TASK BRIEF> Leave out the pictures and copy everything else below exactly.

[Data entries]
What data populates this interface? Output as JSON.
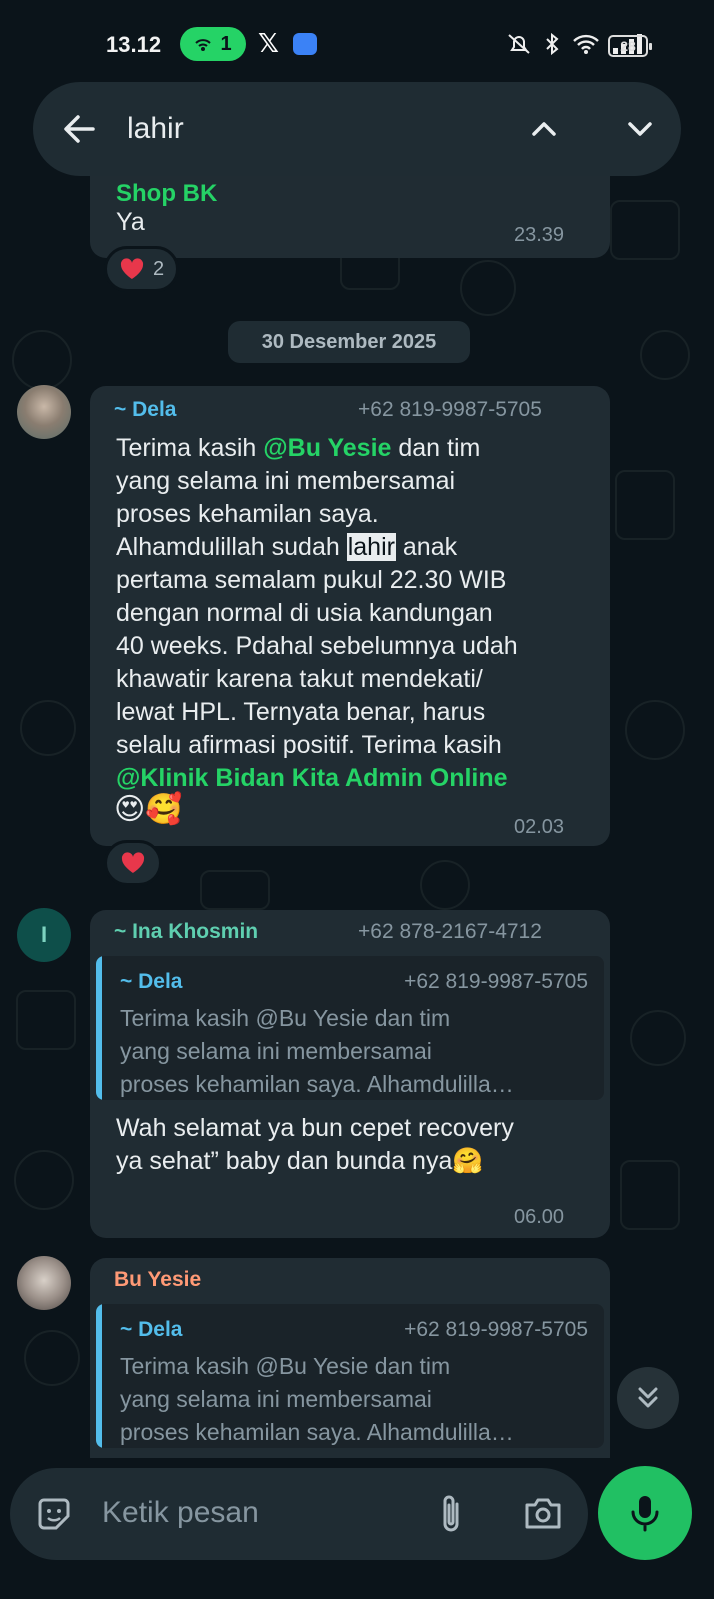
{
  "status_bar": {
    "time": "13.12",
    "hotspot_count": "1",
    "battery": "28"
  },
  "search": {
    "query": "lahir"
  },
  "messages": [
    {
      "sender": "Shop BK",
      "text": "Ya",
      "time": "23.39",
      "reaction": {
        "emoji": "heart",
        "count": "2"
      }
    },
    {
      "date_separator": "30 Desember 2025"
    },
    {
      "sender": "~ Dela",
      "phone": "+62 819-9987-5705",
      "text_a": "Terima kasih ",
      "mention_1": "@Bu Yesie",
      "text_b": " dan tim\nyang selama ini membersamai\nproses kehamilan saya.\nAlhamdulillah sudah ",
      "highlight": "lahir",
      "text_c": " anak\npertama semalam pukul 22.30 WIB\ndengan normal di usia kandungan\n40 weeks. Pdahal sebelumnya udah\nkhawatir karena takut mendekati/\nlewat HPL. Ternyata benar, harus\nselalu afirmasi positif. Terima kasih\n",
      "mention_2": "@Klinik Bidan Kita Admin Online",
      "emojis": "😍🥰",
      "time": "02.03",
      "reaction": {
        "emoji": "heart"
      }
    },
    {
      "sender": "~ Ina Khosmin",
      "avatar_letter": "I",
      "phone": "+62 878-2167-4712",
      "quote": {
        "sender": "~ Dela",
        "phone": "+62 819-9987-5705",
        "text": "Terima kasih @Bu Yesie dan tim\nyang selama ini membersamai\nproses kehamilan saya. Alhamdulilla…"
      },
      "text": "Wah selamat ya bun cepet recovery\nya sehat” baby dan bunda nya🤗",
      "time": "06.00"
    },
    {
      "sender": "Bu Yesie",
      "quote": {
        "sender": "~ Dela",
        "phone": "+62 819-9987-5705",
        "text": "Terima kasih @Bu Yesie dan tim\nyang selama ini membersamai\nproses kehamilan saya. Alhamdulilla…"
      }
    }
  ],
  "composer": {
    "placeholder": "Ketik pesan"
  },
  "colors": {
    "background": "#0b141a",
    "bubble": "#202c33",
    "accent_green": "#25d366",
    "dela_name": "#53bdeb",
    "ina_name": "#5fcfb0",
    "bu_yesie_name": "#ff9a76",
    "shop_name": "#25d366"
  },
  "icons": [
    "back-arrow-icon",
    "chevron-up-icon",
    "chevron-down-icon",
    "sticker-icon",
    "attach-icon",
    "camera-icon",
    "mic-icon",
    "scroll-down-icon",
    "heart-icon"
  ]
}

SOLUTION FOR THIS EXERCISE>
What data populates this interface? Output as JSON.
{
  "status_bar": {
    "time": "13.12",
    "hotspot_count": "1",
    "battery": "28"
  },
  "search": {
    "query": "lahir"
  },
  "messages": [
    {
      "sender": "Shop BK",
      "text": "Ya",
      "time": "23.39",
      "reaction": {
        "emoji": "heart",
        "count": "2"
      }
    },
    {
      "date_separator": "30 Desember 2025"
    },
    {
      "sender": "~ Dela",
      "phone": "+62 819-9987-5705",
      "text_a": "Terima kasih ",
      "mention_1": "@Bu Yesie",
      "text_b": " dan tim\nyang selama ini membersamai\nproses kehamilan saya.\nAlhamdulillah sudah ",
      "highlight": "lahir",
      "text_c": " anak\npertama semalam pukul 22.30 WIB\ndengan normal di usia kandungan\n40 weeks. Pdahal sebelumnya udah\nkhawatir karena takut mendekati/\nlewat HPL. Ternyata benar, harus\nselalu afirmasi positif. Terima kasih\n",
      "mention_2": "@Klinik Bidan Kita Admin Online",
      "emojis": "😍🥰",
      "time": "02.03",
      "reaction": {
        "emoji": "heart"
      }
    },
    {
      "sender": "~ Ina Khosmin",
      "avatar_letter": "I",
      "phone": "+62 878-2167-4712",
      "quote": {
        "sender": "~ Dela",
        "phone": "+62 819-9987-5705",
        "text": "Terima kasih @Bu Yesie dan tim\nyang selama ini membersamai\nproses kehamilan saya. Alhamdulilla…"
      },
      "text": "Wah selamat ya bun cepet recovery\nya sehat” baby dan bunda nya🤗",
      "time": "06.00"
    },
    {
      "sender": "Bu Yesie",
      "quote": {
        "sender": "~ Dela",
        "phone": "+62 819-9987-5705",
        "text": "Terima kasih @Bu Yesie dan tim\nyang selama ini membersamai\nproses kehamilan saya. Alhamdulilla…"
      }
    }
  ],
  "composer": {
    "placeholder": "Ketik pesan"
  },
  "colors": {
    "background": "#0b141a",
    "bubble": "#202c33",
    "accent_green": "#25d366",
    "dela_name": "#53bdeb",
    "ina_name": "#5fcfb0",
    "bu_yesie_name": "#ff9a76",
    "shop_name": "#25d366"
  },
  "icons": [
    "back-arrow-icon",
    "chevron-up-icon",
    "chevron-down-icon",
    "sticker-icon",
    "attach-icon",
    "camera-icon",
    "mic-icon",
    "scroll-down-icon",
    "heart-icon"
  ]
}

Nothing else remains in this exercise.